(Source data)
-*-

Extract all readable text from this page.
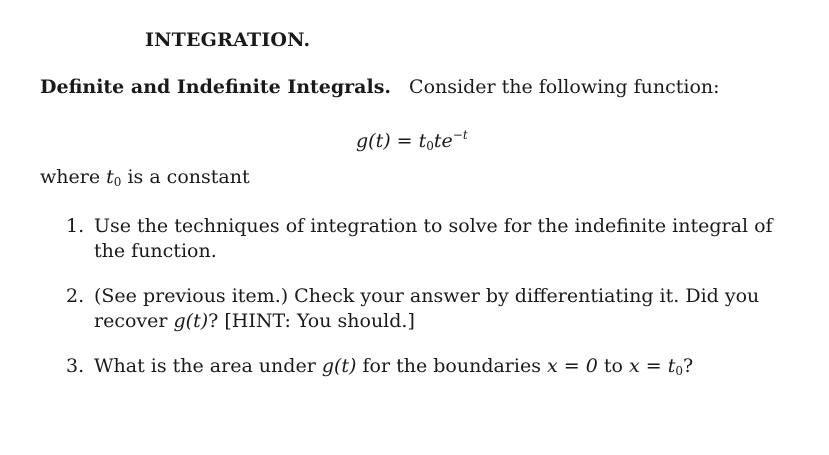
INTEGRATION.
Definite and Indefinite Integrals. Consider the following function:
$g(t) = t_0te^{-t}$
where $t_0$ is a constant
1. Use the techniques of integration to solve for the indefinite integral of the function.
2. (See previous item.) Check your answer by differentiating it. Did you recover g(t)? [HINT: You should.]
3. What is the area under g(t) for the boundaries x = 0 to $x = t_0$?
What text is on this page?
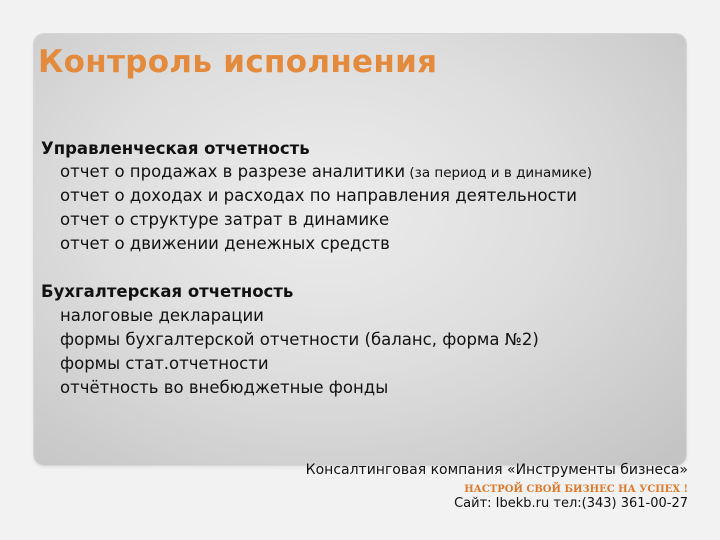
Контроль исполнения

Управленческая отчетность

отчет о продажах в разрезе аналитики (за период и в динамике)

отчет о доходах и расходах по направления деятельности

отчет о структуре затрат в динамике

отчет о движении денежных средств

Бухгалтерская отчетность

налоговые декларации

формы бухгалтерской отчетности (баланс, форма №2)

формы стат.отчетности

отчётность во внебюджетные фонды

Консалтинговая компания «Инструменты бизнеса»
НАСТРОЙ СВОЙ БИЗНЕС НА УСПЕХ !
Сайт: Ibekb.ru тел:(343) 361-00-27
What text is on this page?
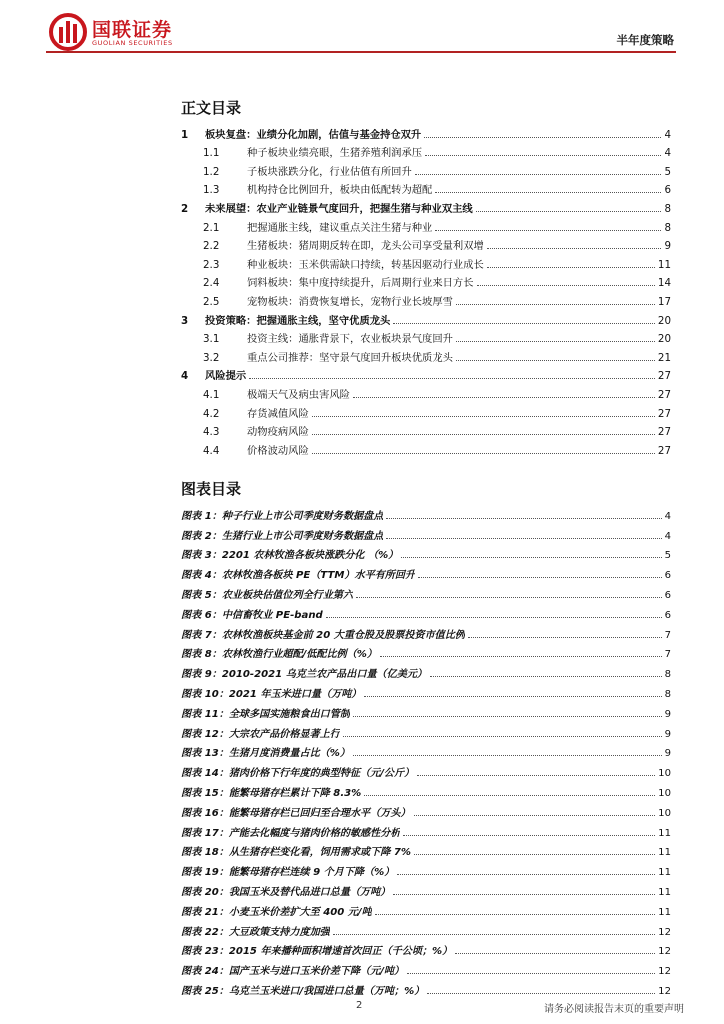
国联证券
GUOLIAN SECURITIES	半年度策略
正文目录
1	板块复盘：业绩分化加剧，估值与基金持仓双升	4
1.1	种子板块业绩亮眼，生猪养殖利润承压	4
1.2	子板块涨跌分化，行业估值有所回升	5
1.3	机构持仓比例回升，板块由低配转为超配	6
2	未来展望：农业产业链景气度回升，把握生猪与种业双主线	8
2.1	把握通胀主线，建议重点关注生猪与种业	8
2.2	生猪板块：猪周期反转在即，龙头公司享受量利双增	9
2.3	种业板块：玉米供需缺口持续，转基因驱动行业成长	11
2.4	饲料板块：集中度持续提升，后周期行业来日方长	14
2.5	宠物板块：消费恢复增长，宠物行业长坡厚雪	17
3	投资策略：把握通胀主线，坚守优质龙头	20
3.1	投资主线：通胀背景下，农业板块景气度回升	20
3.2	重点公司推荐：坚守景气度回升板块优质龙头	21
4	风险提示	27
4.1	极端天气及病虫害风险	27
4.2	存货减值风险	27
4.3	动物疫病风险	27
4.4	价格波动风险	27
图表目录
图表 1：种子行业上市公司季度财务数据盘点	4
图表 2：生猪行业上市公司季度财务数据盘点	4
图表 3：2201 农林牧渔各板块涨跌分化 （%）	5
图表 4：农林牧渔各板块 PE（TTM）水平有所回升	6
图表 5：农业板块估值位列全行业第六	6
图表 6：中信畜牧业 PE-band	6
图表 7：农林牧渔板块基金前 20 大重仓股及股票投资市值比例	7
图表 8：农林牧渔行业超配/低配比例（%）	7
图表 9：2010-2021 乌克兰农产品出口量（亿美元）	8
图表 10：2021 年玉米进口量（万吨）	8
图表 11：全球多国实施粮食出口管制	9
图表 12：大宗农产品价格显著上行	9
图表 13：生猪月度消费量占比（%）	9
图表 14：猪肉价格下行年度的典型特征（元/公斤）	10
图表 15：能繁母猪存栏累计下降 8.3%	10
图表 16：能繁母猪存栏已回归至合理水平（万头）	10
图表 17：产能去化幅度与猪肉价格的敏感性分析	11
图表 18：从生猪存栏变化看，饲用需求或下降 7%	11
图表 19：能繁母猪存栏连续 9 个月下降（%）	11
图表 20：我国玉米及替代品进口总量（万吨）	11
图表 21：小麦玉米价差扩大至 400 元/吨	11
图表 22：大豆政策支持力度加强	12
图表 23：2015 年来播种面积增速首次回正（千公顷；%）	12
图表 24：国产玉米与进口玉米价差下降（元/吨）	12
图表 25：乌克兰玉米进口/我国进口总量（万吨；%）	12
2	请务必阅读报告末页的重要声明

-*-

→ **GIVEN INSTRUCTION**: The word "формы" may appear on some lines. Report how many lines hold it, giving the number alone.

→ **RESPONSE TO THE EXERCISE**: 2